OBJECTIVE:
Gather all lines containing the string "believe" and copy them out.

[Data excerpts]
────────────────────────────────────────

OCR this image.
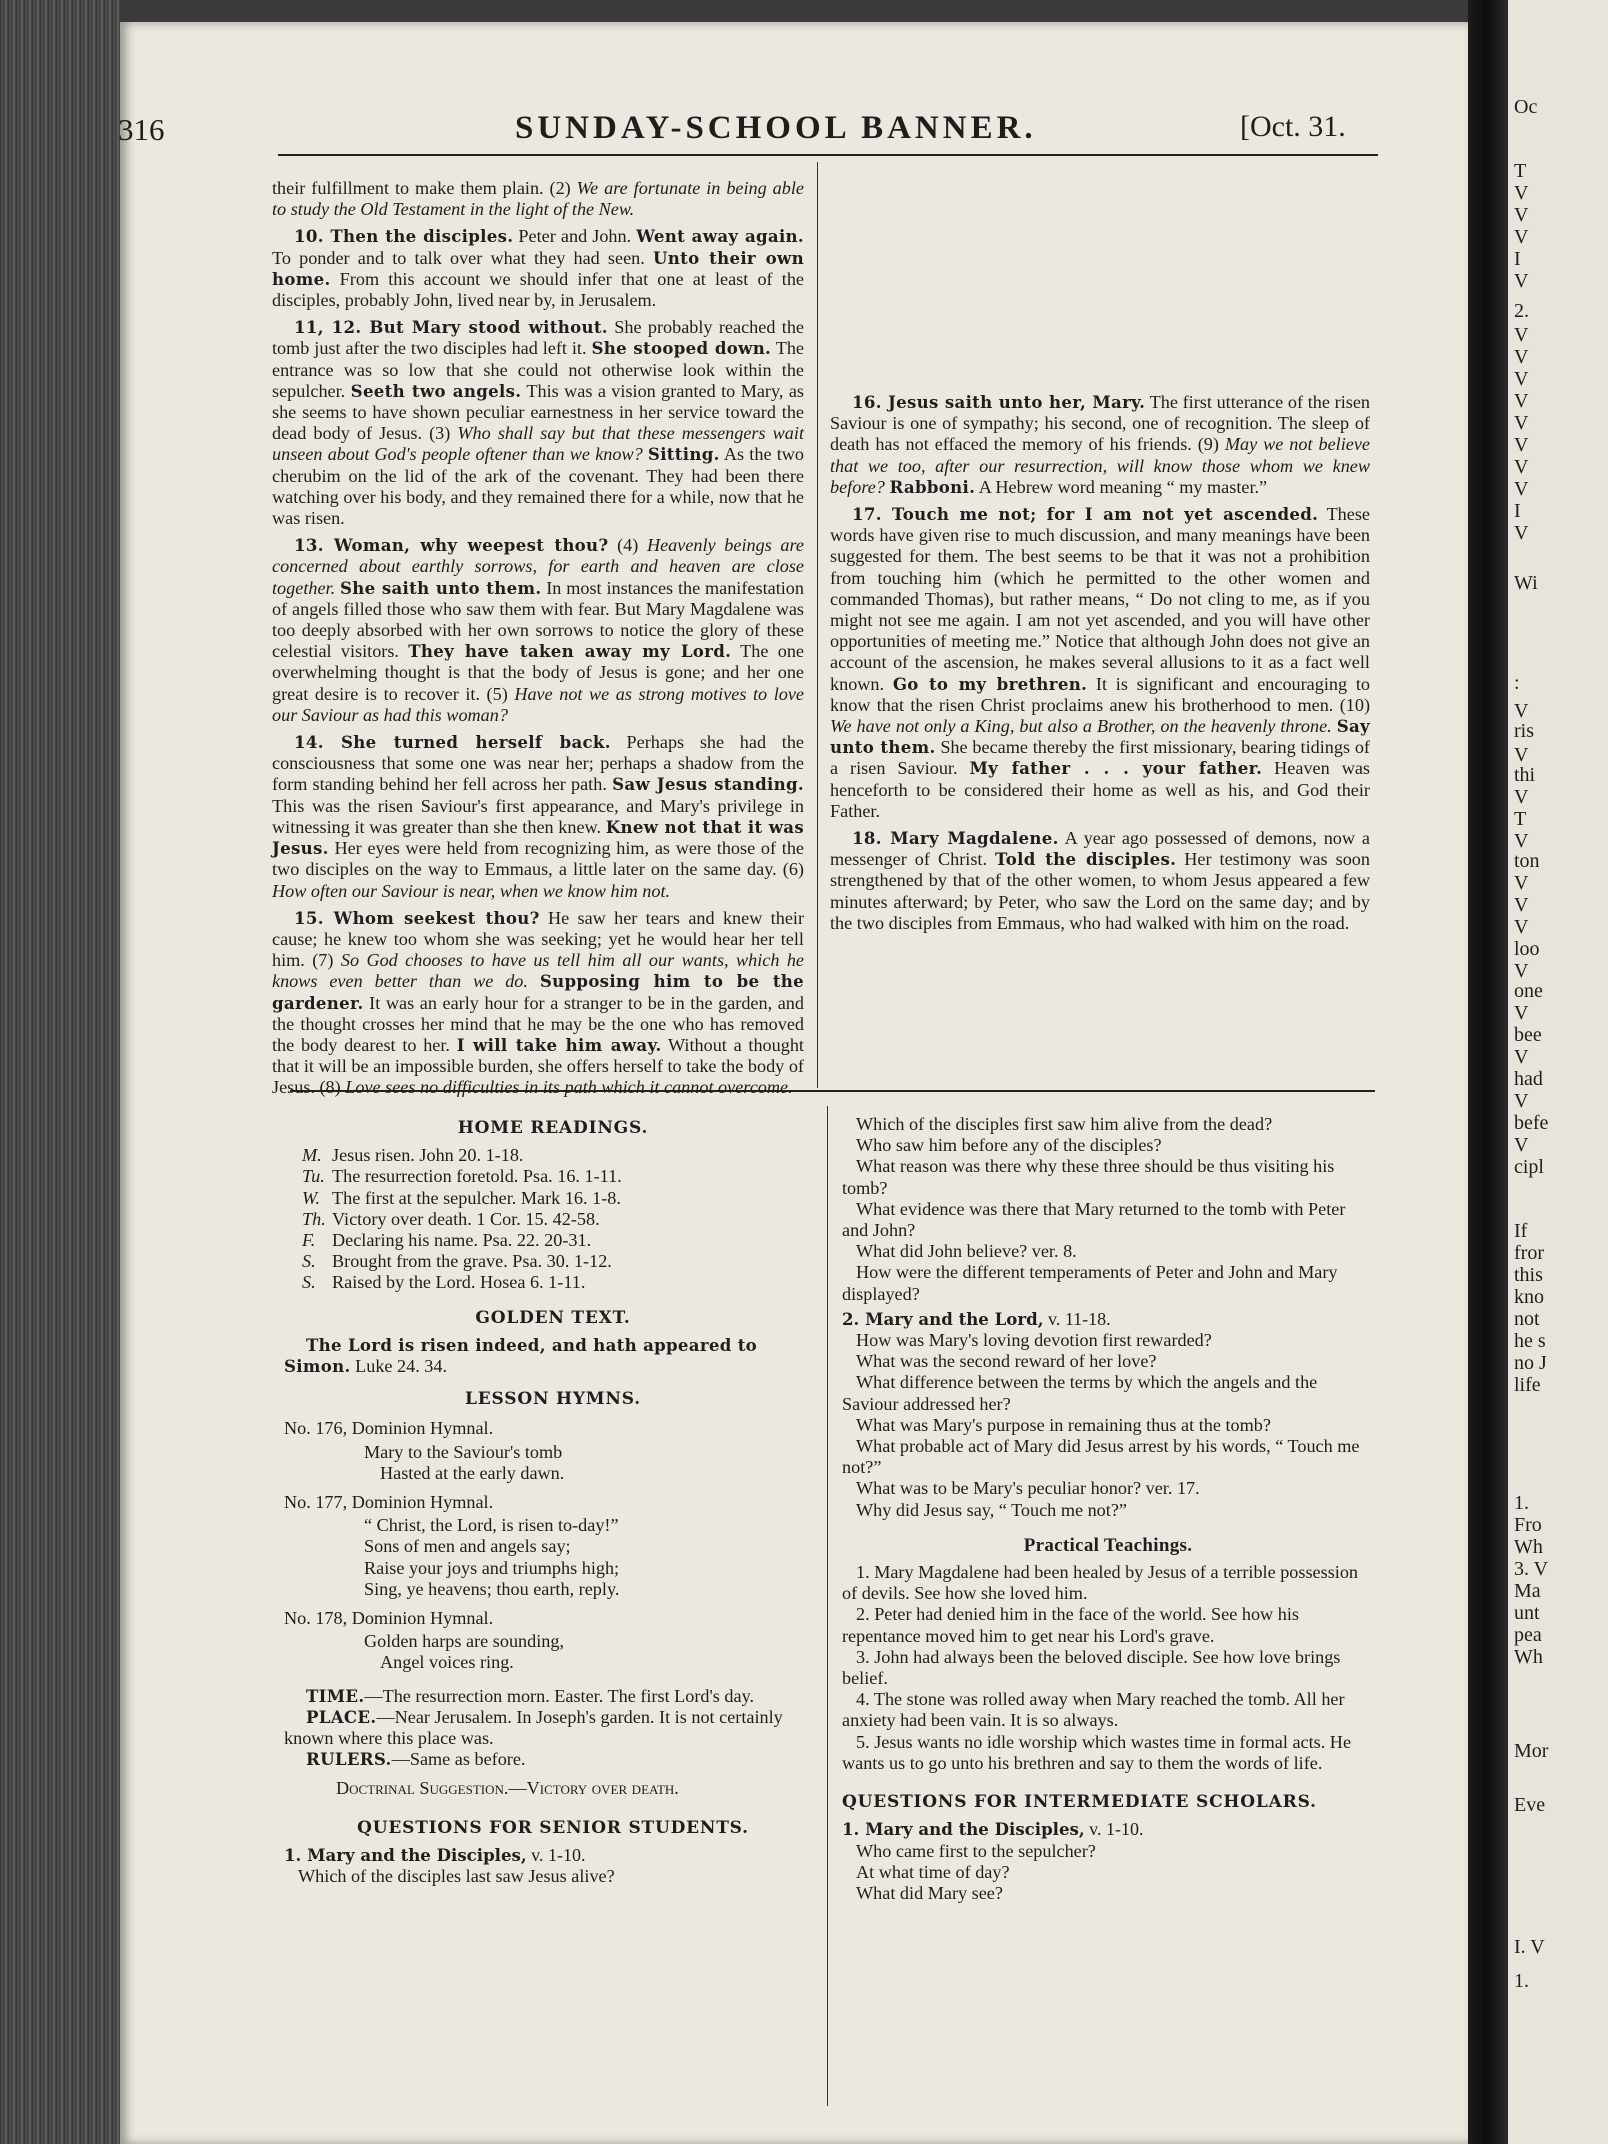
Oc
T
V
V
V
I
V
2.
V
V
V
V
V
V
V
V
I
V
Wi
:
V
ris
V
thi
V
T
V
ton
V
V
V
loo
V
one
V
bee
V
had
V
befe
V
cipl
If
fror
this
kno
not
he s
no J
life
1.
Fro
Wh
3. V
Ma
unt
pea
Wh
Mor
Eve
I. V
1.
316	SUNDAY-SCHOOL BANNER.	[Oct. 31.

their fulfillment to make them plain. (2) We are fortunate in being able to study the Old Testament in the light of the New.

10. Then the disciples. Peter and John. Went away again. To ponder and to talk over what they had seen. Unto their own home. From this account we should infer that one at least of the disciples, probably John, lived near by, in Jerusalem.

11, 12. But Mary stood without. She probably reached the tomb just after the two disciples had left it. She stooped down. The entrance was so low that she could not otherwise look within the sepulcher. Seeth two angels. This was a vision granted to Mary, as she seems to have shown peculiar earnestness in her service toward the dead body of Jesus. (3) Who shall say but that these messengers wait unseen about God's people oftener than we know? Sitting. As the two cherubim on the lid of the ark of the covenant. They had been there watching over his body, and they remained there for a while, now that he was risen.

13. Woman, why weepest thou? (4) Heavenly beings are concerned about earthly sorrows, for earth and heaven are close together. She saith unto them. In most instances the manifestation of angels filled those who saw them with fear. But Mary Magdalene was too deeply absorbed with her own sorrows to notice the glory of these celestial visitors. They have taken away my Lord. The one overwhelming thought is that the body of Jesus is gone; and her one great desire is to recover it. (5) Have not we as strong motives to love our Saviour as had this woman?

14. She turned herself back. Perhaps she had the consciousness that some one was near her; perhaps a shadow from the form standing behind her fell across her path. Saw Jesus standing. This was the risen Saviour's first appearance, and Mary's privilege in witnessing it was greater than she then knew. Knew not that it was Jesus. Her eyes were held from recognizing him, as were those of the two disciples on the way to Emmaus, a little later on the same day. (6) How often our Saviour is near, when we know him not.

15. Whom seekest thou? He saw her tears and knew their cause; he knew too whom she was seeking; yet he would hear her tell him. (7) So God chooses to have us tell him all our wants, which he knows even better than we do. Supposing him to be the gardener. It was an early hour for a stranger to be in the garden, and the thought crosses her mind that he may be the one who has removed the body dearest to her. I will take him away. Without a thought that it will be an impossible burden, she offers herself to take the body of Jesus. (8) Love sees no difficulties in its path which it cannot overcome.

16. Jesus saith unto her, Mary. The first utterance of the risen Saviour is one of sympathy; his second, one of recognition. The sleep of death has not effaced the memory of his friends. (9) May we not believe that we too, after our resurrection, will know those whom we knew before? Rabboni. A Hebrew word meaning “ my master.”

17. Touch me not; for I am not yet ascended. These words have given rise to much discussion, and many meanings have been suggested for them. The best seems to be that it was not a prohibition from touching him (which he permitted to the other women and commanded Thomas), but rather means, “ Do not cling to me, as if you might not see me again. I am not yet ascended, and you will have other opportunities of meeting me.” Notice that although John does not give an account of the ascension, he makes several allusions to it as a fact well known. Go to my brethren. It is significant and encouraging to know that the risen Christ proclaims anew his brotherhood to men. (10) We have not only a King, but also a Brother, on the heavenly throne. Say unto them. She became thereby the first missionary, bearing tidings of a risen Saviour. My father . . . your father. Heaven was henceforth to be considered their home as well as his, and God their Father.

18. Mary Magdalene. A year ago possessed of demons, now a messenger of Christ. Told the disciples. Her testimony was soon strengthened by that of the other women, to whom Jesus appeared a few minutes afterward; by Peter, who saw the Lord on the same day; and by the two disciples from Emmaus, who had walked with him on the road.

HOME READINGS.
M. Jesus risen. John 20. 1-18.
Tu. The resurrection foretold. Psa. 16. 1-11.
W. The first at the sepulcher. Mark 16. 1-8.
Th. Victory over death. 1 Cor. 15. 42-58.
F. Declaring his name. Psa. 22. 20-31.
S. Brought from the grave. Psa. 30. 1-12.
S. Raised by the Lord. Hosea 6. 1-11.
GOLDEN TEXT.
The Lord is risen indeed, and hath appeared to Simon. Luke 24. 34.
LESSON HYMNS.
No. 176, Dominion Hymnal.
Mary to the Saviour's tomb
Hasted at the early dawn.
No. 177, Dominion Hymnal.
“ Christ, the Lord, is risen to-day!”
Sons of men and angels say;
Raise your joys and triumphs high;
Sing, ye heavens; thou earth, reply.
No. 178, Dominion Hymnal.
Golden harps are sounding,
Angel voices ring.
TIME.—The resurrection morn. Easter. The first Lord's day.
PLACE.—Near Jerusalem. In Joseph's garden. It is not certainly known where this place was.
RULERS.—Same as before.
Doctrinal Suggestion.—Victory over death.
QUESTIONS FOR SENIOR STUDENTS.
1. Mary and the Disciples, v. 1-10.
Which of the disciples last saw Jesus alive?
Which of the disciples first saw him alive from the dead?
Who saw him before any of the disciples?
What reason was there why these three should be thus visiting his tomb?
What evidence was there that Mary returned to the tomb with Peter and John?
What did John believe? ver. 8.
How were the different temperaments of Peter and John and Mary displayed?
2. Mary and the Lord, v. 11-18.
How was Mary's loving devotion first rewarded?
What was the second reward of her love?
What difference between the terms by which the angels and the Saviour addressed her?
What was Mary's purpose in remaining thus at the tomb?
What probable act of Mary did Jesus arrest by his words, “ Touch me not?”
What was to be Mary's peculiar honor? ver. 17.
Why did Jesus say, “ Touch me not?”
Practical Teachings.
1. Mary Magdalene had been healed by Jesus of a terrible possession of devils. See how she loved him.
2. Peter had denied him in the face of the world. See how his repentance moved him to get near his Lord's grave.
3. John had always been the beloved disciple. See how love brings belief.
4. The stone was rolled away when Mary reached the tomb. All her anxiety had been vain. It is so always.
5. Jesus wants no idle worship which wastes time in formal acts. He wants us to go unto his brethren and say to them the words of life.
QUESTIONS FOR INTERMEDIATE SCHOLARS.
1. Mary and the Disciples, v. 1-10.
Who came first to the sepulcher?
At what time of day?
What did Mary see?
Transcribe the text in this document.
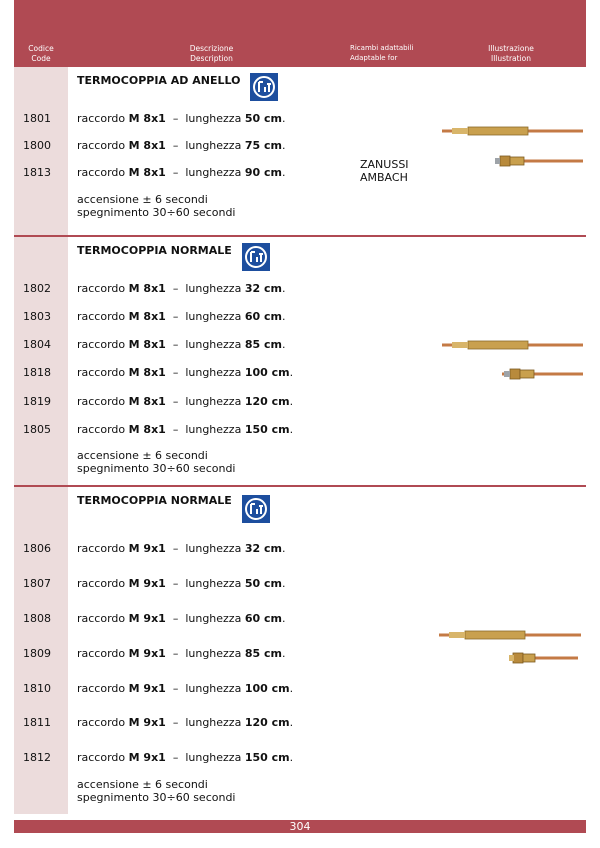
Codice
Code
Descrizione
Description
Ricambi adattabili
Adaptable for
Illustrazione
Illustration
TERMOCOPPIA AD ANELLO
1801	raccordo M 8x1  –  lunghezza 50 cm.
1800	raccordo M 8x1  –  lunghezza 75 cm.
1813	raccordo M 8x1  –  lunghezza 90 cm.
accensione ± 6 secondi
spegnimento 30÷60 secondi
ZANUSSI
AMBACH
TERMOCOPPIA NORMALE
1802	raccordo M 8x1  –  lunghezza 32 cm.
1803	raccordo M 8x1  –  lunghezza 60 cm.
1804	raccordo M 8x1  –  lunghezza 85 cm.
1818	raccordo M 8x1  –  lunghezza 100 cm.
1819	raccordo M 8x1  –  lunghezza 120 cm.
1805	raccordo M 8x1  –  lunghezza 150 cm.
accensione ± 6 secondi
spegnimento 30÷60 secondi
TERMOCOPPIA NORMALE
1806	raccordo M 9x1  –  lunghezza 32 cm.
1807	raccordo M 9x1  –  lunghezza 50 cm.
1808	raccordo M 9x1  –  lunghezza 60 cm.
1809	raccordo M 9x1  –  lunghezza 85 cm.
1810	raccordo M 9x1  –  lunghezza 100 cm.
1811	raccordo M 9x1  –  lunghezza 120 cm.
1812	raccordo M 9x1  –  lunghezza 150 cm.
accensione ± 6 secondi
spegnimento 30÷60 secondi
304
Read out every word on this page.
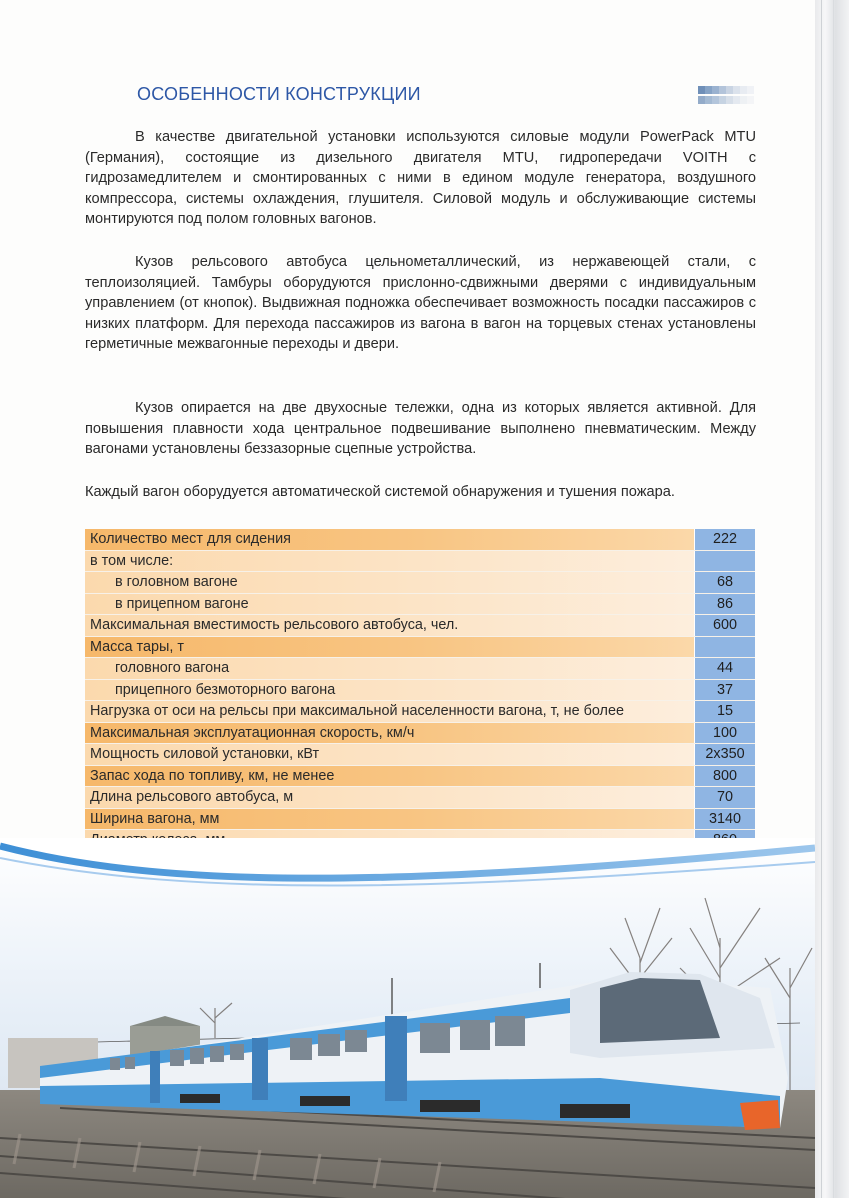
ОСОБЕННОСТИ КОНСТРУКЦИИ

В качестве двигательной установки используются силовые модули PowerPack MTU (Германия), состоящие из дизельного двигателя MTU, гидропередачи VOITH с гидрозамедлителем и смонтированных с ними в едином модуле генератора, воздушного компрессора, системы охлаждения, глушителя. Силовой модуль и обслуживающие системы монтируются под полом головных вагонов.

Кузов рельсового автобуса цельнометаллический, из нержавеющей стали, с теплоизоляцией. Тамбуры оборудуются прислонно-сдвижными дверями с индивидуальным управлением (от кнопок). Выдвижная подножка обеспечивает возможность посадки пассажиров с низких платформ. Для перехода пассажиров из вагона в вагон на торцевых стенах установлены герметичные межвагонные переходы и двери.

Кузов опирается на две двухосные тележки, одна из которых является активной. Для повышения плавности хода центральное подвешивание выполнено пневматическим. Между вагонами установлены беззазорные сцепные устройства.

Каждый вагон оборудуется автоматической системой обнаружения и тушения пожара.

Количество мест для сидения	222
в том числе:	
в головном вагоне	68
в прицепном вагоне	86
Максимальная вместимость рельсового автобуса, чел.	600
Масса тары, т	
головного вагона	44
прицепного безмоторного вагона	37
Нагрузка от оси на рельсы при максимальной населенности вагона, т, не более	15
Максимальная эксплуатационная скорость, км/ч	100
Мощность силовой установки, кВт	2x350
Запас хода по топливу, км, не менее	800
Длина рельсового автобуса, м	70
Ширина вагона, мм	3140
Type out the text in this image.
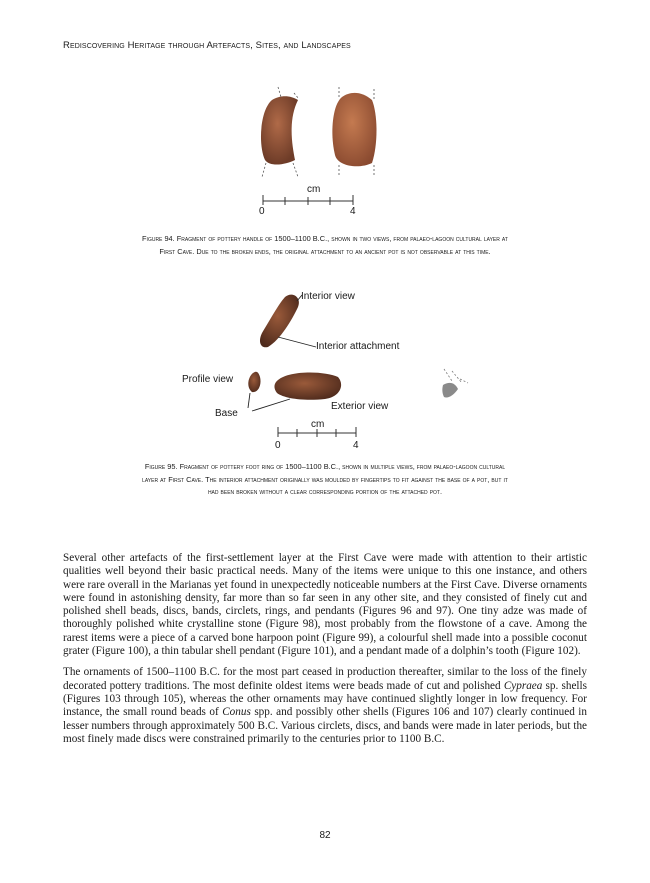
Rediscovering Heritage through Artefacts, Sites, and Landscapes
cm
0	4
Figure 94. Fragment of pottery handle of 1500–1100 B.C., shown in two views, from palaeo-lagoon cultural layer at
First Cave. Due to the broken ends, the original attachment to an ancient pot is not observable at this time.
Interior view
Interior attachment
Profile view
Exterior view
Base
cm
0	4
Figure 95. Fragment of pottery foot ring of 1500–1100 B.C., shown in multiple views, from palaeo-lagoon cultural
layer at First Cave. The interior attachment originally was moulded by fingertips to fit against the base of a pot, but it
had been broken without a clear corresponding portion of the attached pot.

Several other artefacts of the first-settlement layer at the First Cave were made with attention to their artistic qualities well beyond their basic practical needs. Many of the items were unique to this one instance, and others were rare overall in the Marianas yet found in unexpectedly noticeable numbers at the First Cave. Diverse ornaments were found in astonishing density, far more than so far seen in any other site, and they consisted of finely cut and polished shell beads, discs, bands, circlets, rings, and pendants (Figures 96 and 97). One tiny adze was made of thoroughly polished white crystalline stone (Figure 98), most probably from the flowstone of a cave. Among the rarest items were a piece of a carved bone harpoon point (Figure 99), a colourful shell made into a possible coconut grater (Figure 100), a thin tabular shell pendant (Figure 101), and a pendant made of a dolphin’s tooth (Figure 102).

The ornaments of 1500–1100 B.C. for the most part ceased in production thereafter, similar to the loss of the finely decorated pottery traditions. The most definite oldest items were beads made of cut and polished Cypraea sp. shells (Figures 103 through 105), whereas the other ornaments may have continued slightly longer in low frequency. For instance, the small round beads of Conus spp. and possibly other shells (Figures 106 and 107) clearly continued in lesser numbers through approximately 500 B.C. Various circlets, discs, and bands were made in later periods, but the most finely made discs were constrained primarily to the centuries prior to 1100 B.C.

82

────────────────────────────────────────

RESPONSE TO THE EXERCISE:
16. Jesus saith unto her, Mary. The first utterance of the risen Saviour is one of sympathy; his second, one of recognition. The sleep of death has not effaced the memory of his friends. (9) May we not believe that we too, after our resurrection, will know those whom we knew before? Rabboni. A Hebrew word meaning “ my master.”
What did John believe? ver. 8.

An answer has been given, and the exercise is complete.